»»
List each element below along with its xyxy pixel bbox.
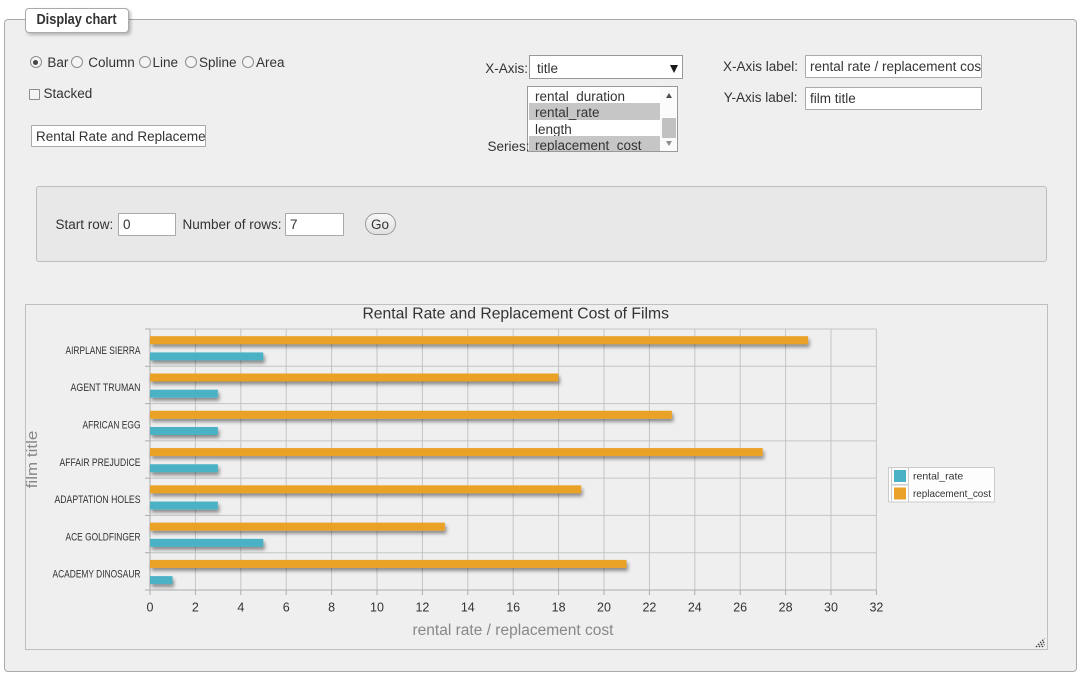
svg-text:28: 28 bbox=[779, 601, 793, 615]
svg-text:AIRPLANE SIERRA: AIRPLANE SIERRA bbox=[66, 345, 142, 357]
svg-text:film title: film title bbox=[25, 431, 41, 489]
svg-text:rental rate / replacement cost: rental rate / replacement cost bbox=[413, 622, 615, 639]
svg-text:replacement_cost: replacement_cost bbox=[913, 488, 991, 500]
svg-text:6: 6 bbox=[283, 601, 290, 615]
svg-text:20: 20 bbox=[597, 601, 611, 615]
svg-text:4: 4 bbox=[237, 601, 244, 615]
svg-text:ACADEMY DINOSAUR: ACADEMY DINOSAUR bbox=[53, 569, 141, 581]
svg-text:30: 30 bbox=[824, 601, 838, 615]
svg-text:14: 14 bbox=[461, 601, 475, 615]
svg-text:8: 8 bbox=[328, 601, 335, 615]
svg-text:24: 24 bbox=[688, 601, 702, 615]
svg-text:ACE GOLDFINGER: ACE GOLDFINGER bbox=[66, 531, 141, 543]
svg-text:32: 32 bbox=[869, 601, 883, 615]
svg-text:26: 26 bbox=[733, 601, 747, 615]
svg-text:12: 12 bbox=[415, 601, 429, 615]
svg-text:18: 18 bbox=[552, 601, 566, 615]
svg-text:AFRICAN EGG: AFRICAN EGG bbox=[83, 420, 141, 432]
svg-text:ADAPTATION HOLES: ADAPTATION HOLES bbox=[55, 494, 141, 506]
svg-text:10: 10 bbox=[370, 601, 384, 615]
svg-text:Rental Rate and Replacement Co: Rental Rate and Replacement Cost of Film… bbox=[362, 306, 669, 323]
svg-text:22: 22 bbox=[642, 601, 656, 615]
svg-text:rental_rate: rental_rate bbox=[913, 471, 963, 483]
svg-text:16: 16 bbox=[506, 601, 520, 615]
svg-text:AFFAIR PREJUDICE: AFFAIR PREJUDICE bbox=[60, 457, 141, 469]
svg-text:0: 0 bbox=[147, 601, 154, 615]
svg-text:AGENT TRUMAN: AGENT TRUMAN bbox=[71, 382, 141, 394]
svg-text:2: 2 bbox=[192, 601, 199, 615]
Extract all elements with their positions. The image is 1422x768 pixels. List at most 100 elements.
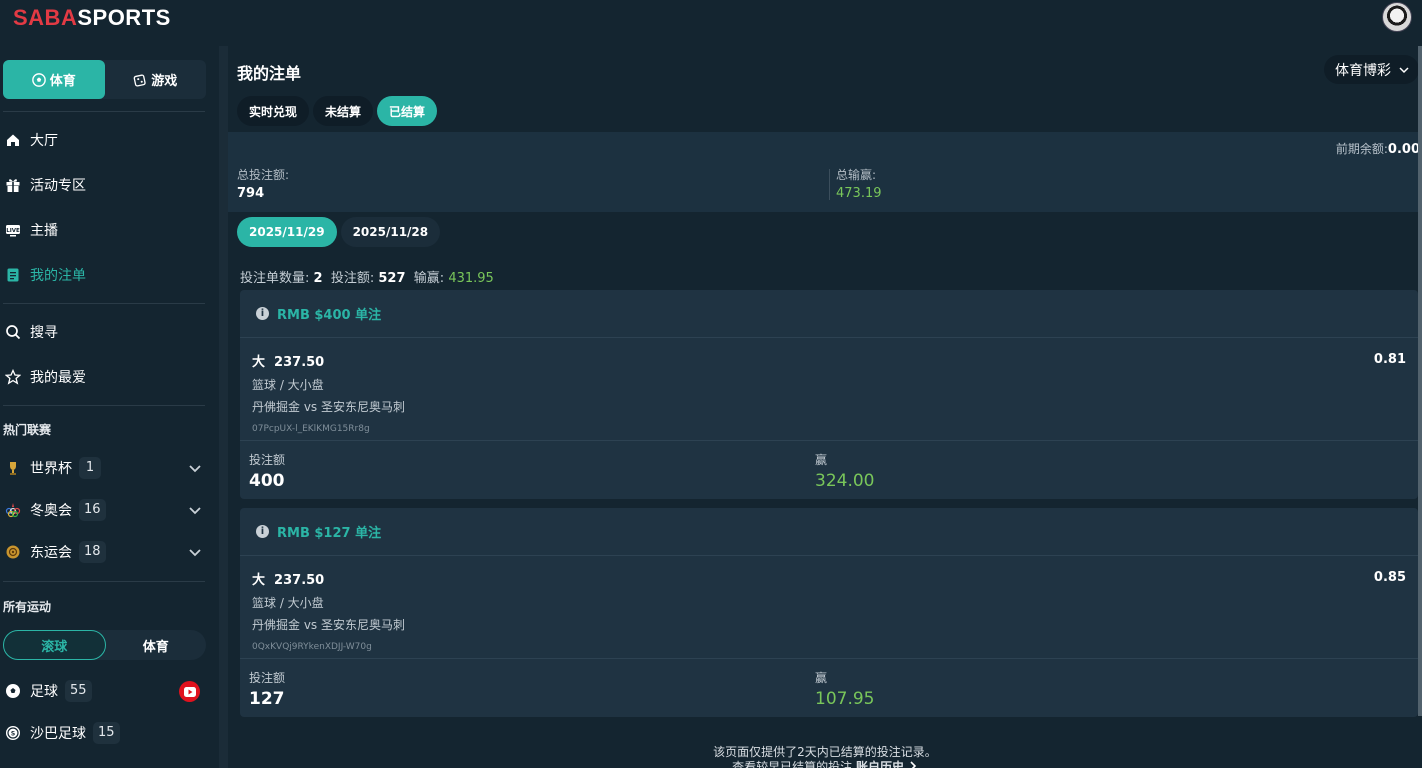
chevron-down-icon[interactable] bbox=[187, 460, 203, 476]
tab-settled[interactable]: 已结算 bbox=[377, 96, 438, 126]
bet-stake-label: 投注额 bbox=[249, 453, 286, 467]
main-content: 我的注单 体育博彩 实时兑现 未结算 已结算 前期余额:0.00 总投注额: 7… bbox=[228, 46, 1422, 768]
tab-cash-out[interactable]: 实时兑现 bbox=[237, 96, 310, 126]
account-history-line: 查看较早已结算的投注 账户历史 bbox=[228, 758, 1422, 768]
bet-card[interactable]: i RMB $400 单注 大 237.50 0.81 篮球 / 大小盘 丹佛掘… bbox=[240, 290, 1418, 499]
day-win-loss-value: 431.95 bbox=[448, 271, 494, 286]
bet-result-value: 324.00 bbox=[815, 471, 875, 491]
total-win-loss-label: 总输赢: bbox=[836, 168, 877, 182]
bet-stake-value: 127 bbox=[249, 689, 285, 709]
bet-market: 篮球 / 大小盘 bbox=[252, 596, 324, 610]
sidebar-divider bbox=[3, 111, 205, 112]
sidebar-scrollbar[interactable] bbox=[219, 46, 228, 768]
total-stake: 总投注额: 794 bbox=[237, 166, 289, 201]
logo-part-sports: SPORTS bbox=[77, 5, 171, 30]
dice-icon bbox=[133, 73, 146, 87]
league-count-badge: 16 bbox=[79, 499, 106, 521]
main-scrollbar[interactable] bbox=[1418, 46, 1422, 716]
bet-slip-icon bbox=[5, 267, 21, 283]
league-label: 冬奥会 bbox=[30, 503, 72, 519]
sport-count-badge: 15 bbox=[93, 722, 120, 744]
olympic-rings-icon bbox=[5, 502, 21, 518]
bet-count-value: 2 bbox=[313, 271, 323, 286]
bet-selection: 大 237.50 0.81 篮球 / 大小盘 丹佛掘金 vs 圣安东尼奥马刺 0… bbox=[240, 338, 1418, 441]
date-chip[interactable]: 2025/11/29 bbox=[237, 217, 337, 247]
total-stake-label: 总投注额: bbox=[237, 168, 290, 182]
sport-item-saba-soccer[interactable]: S 沙巴足球 15 bbox=[5, 721, 205, 745]
account-history-prefix: 查看较早已结算的投注 bbox=[732, 760, 853, 768]
bet-card-header: i RMB $127 单注 bbox=[240, 508, 1418, 556]
league-item-sea-games[interactable]: 东运会 18 bbox=[5, 540, 205, 564]
nav-item-streamer[interactable]: LIVE 主播 bbox=[5, 219, 58, 241]
previous-balance-value: 0.00 bbox=[1387, 142, 1420, 157]
bet-match: 丹佛掘金 vs 圣安东尼奥马刺 bbox=[252, 618, 405, 632]
chevron-down-icon[interactable] bbox=[187, 544, 203, 560]
bet-selection: 大 237.50 0.85 篮球 / 大小盘 丹佛掘金 vs 圣安东尼奥马刺 0… bbox=[240, 556, 1418, 659]
league-label: 东运会 bbox=[30, 545, 72, 561]
gift-icon bbox=[5, 177, 21, 193]
bet-status-tabs: 实时兑现 未结算 已结算 bbox=[237, 96, 438, 126]
bet-amounts: 投注额 400 赢 324.00 bbox=[240, 441, 1418, 499]
user-avatar[interactable] bbox=[1382, 2, 1412, 32]
total-stake-value: 794 bbox=[237, 186, 265, 201]
sport-type-select[interactable]: 体育博彩 bbox=[1324, 55, 1419, 84]
nav-item-my-bets[interactable]: 我的注单 bbox=[5, 264, 86, 286]
league-item-winter-olympics[interactable]: 冬奥会 16 bbox=[5, 498, 205, 522]
star-icon bbox=[5, 369, 21, 385]
nav-item-search[interactable]: 搜寻 bbox=[5, 321, 58, 343]
sport-label: 沙巴足球 bbox=[30, 726, 86, 742]
bet-selection-line: 大 237.50 bbox=[252, 573, 325, 588]
nav-item-lobby[interactable]: 大厅 bbox=[5, 129, 58, 151]
account-history-link[interactable]: 账户历史 bbox=[856, 760, 904, 768]
bet-odds: 0.81 bbox=[1373, 352, 1406, 367]
top-bar: SABASPORTS bbox=[0, 0, 1422, 46]
switch-games[interactable]: 游戏 bbox=[105, 60, 207, 99]
nav-label: 搜寻 bbox=[30, 325, 58, 341]
info-icon[interactable]: i bbox=[256, 525, 269, 538]
bet-result-label: 赢 bbox=[815, 671, 828, 685]
bet-stake: 投注额 400 bbox=[249, 451, 285, 491]
nav-label: 活动专区 bbox=[30, 178, 86, 194]
bet-result-label: 赢 bbox=[815, 453, 828, 467]
toggle-sports[interactable]: 体育 bbox=[106, 630, 207, 660]
chevron-down-icon[interactable] bbox=[187, 502, 203, 518]
bet-market: 篮球 / 大小盘 bbox=[252, 378, 324, 392]
logo-part-saba: SABA bbox=[13, 5, 78, 30]
nav-label: 主播 bbox=[30, 223, 58, 239]
bet-amounts: 投注额 127 赢 107.95 bbox=[240, 659, 1418, 717]
nav-item-promotions[interactable]: 活动专区 bbox=[5, 174, 86, 196]
sidebar-divider bbox=[3, 581, 205, 582]
bet-stake-value: 400 bbox=[249, 471, 285, 491]
total-win-loss-value: 473.19 bbox=[836, 186, 882, 201]
soccer-ball-icon bbox=[5, 683, 21, 699]
chevron-down-icon bbox=[1399, 67, 1409, 74]
home-icon bbox=[5, 132, 21, 148]
bet-ticket-id: 07PcpUX-l_EKlKMG15Rr8g bbox=[252, 424, 370, 434]
bet-card[interactable]: i RMB $127 单注 大 237.50 0.85 篮球 / 大小盘 丹佛掘… bbox=[240, 508, 1418, 717]
league-label: 世界杯 bbox=[30, 461, 72, 477]
sidebar-divider bbox=[3, 405, 205, 406]
switch-sports[interactable]: 体育 bbox=[3, 60, 105, 99]
bet-result-value: 107.95 bbox=[815, 689, 875, 709]
saba-sports-logo[interactable]: SABASPORTS bbox=[13, 5, 171, 31]
chevron-right-icon[interactable] bbox=[908, 761, 918, 768]
bet-header-text: RMB $127 单注 bbox=[277, 526, 382, 541]
svg-text:S: S bbox=[11, 731, 15, 738]
search-icon bbox=[5, 324, 21, 340]
toggle-in-play[interactable]: 滚球 bbox=[3, 630, 106, 660]
svg-text:LIVE: LIVE bbox=[6, 228, 20, 234]
bet-odds: 0.85 bbox=[1373, 570, 1406, 585]
tab-unsettled[interactable]: 未结算 bbox=[313, 96, 374, 126]
bet-result: 赢 107.95 bbox=[815, 669, 874, 709]
league-count-badge: 1 bbox=[79, 457, 101, 479]
trophy-icon bbox=[5, 460, 21, 476]
league-count-badge: 18 bbox=[79, 541, 106, 563]
league-item-world-cup[interactable]: 世界杯 1 bbox=[5, 456, 205, 480]
nav-item-favorites[interactable]: 我的最爱 bbox=[5, 366, 86, 388]
info-icon[interactable]: i bbox=[256, 307, 269, 320]
sport-item-soccer[interactable]: 足球 55 bbox=[5, 679, 205, 703]
day-win-loss-label: 输赢: bbox=[413, 271, 445, 286]
date-chip[interactable]: 2025/11/28 bbox=[340, 217, 441, 247]
previous-balance-label: 前期余额: bbox=[1335, 142, 1388, 156]
live-stream-icon[interactable] bbox=[179, 681, 200, 702]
««
Return the lines from the line containing "chevron-down-icon[interactable] bbox=[187, 460, 203, 476]" up to and including the line containing "bet-card[interactable]: i RMB $400", reproducing them without alteration.

chevron-down-icon[interactable] bbox=[187, 460, 203, 476]
tab-settled[interactable]: 已结算 bbox=[377, 96, 438, 126]
bet-stake-label: 投注额 bbox=[249, 453, 286, 467]
main-content: 我的注单 体育博彩 实时兑现 未结算 已结算 前期余额:0.00 总投注额: 7… bbox=[228, 46, 1422, 768]
tab-cash-out[interactable]: 实时兑现 bbox=[237, 96, 310, 126]
account-history-line: 查看较早已结算的投注 账户历史 bbox=[228, 758, 1422, 768]
bet-card[interactable]: i RMB $400 单注 大 237.50 0.81 篮球 / 大小盘 丹佛掘… bbox=[240, 290, 1418, 499]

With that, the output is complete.